Goal: Quote the listing below in its entirety, omitting every image.

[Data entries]
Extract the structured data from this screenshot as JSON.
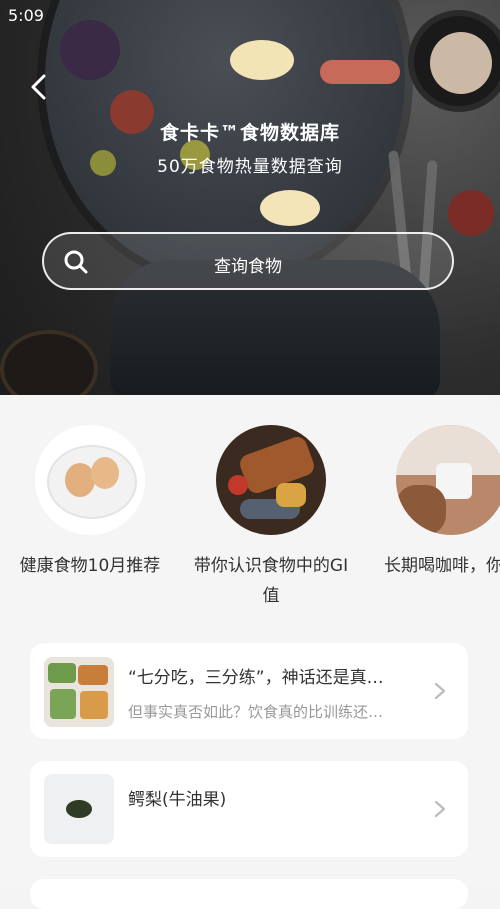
{
  "status_bar": {
    "time": "5:09"
  },
  "header": {
    "title": "食卡卡™食物数据库",
    "subtitle": "50万食物热量数据查询"
  },
  "search": {
    "placeholder": "查询食物"
  },
  "recommendations": [
    {
      "label": "健康食物10月推荐"
    },
    {
      "label": "带你认识食物中的GI值"
    },
    {
      "label": "长期喝咖啡，你的身体会悄悄"
    }
  ],
  "articles": [
    {
      "title": "“七分吃，三分练”，神话还是真…",
      "subtitle": "但事实真否如此？饮食真的比训练还…"
    },
    {
      "title": "鳄梨(牛油果)",
      "subtitle": ""
    }
  ],
  "colors": {
    "accent": "#ffffff",
    "card_bg": "#ffffff",
    "page_bg": "#f5f5f5"
  }
}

Task answer:
Extract the structured data from this screenshot as JSON.
{
  "status_bar": {
    "time": "5:09"
  },
  "header": {
    "title": "食卡卡™食物数据库",
    "subtitle": "50万食物热量数据查询"
  },
  "search": {
    "placeholder": "查询食物"
  },
  "recommendations": [
    {
      "label": "健康食物10月推荐"
    },
    {
      "label": "带你认识食物中的GI值"
    },
    {
      "label": "长期喝咖啡，你的身体会悄悄"
    }
  ],
  "articles": [
    {
      "title": "“七分吃，三分练”，神话还是真…",
      "subtitle": "但事实真否如此？饮食真的比训练还…"
    },
    {
      "title": "鳄梨(牛油果)",
      "subtitle": ""
    }
  ],
  "colors": {
    "accent": "#ffffff",
    "card_bg": "#ffffff",
    "page_bg": "#f5f5f5"
  }
}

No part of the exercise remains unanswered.